Count every line that has the word "this". Give the number, without anything more.

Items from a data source
* * * * * * * * *

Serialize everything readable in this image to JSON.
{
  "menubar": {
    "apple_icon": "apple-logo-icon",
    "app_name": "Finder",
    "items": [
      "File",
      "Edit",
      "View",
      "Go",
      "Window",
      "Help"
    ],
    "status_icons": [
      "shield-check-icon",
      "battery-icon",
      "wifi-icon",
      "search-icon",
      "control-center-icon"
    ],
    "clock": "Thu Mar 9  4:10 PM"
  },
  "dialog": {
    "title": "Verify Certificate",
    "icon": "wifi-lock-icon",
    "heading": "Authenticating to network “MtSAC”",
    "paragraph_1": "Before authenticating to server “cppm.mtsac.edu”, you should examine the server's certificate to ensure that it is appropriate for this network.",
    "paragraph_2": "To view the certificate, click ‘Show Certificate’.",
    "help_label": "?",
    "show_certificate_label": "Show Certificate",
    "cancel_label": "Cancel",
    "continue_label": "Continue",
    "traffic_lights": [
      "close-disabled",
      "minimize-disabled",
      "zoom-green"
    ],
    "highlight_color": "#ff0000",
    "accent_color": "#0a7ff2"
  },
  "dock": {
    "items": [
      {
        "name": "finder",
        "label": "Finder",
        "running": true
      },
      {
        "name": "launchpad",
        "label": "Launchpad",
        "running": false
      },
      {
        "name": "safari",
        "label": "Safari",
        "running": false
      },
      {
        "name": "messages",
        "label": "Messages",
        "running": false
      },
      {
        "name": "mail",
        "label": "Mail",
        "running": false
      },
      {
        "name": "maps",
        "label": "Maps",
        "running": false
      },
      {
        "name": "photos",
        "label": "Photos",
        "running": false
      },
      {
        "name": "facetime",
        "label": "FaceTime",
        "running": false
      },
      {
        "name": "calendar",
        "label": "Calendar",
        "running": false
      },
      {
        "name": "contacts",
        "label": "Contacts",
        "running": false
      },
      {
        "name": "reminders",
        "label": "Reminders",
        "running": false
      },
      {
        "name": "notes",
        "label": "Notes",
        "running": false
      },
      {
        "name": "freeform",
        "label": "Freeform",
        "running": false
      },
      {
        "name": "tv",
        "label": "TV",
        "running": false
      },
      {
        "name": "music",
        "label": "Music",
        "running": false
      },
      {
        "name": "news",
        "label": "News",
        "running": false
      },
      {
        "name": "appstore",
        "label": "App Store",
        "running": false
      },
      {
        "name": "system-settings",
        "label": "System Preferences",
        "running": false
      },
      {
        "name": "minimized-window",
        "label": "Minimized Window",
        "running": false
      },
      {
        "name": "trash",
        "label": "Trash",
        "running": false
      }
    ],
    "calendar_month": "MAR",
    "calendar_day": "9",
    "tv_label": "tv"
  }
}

* * * * * * * * *

=== Finished answer ===
2